**MATERIAL**:
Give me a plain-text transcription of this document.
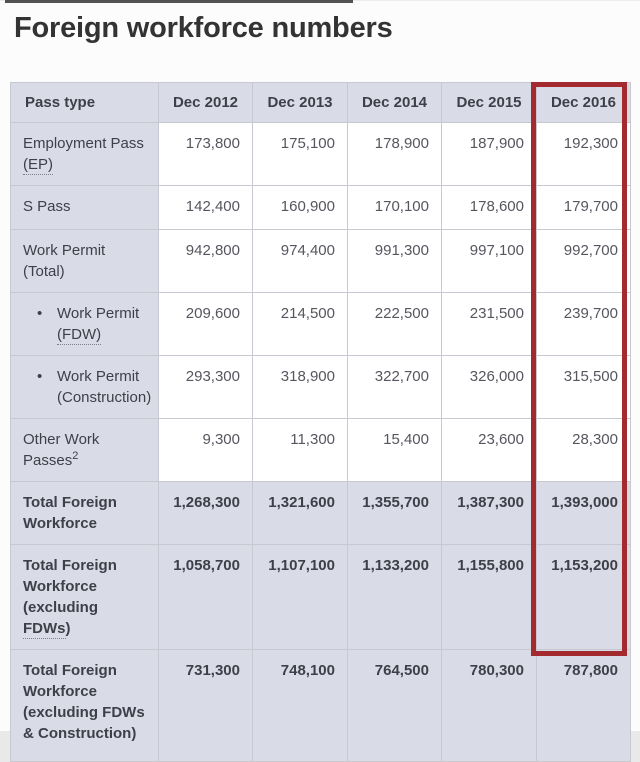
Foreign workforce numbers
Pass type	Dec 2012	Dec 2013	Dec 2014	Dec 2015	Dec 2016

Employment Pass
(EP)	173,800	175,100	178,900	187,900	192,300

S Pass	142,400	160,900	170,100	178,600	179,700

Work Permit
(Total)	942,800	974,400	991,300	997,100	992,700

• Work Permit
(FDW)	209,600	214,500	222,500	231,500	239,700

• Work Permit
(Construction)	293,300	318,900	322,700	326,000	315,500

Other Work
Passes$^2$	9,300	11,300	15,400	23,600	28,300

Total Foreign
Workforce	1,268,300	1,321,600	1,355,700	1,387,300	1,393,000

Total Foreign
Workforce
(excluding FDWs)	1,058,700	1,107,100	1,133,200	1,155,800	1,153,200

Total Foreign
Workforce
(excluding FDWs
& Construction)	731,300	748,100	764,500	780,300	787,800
--
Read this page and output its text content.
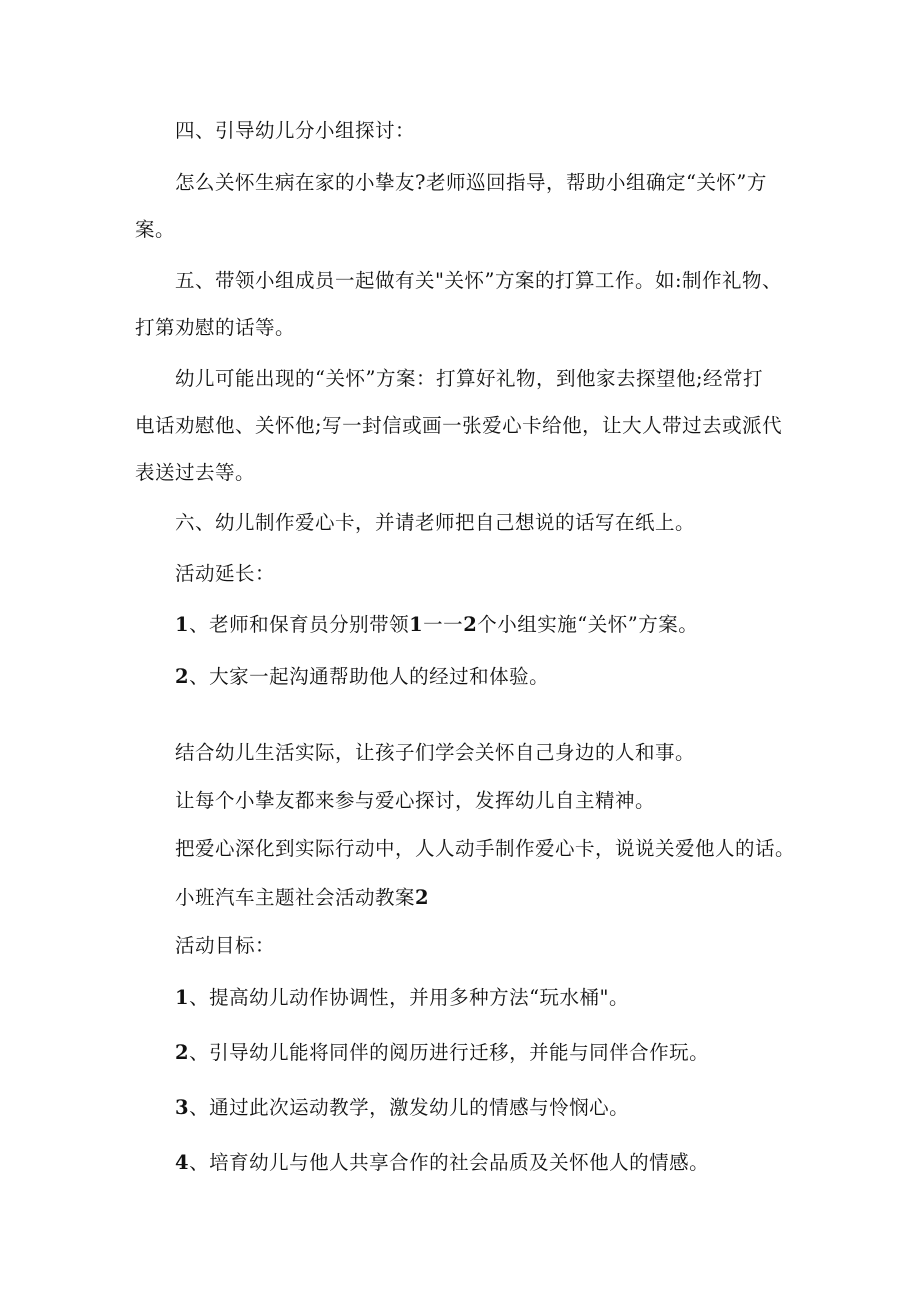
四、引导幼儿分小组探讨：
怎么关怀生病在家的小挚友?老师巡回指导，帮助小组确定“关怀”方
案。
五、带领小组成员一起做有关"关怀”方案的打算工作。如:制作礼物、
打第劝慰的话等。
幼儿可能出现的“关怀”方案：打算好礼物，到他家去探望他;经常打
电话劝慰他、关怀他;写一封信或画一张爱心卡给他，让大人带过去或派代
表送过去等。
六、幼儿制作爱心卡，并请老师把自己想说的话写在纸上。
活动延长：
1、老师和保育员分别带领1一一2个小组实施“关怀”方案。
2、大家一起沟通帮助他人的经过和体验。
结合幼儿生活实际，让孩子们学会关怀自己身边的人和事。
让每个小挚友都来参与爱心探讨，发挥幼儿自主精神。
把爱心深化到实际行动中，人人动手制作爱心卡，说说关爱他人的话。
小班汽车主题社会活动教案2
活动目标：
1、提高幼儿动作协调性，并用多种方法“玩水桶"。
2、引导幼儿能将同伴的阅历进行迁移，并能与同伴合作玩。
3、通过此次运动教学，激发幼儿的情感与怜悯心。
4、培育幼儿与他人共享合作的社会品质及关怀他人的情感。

**TASK REQUIREMENTS**:
Gather all the lines that include the word "text" and copy them out.

**ANSWER FOR THE TASK**:
Give me a plain-text transcription of this document.
Read this page and output its text content.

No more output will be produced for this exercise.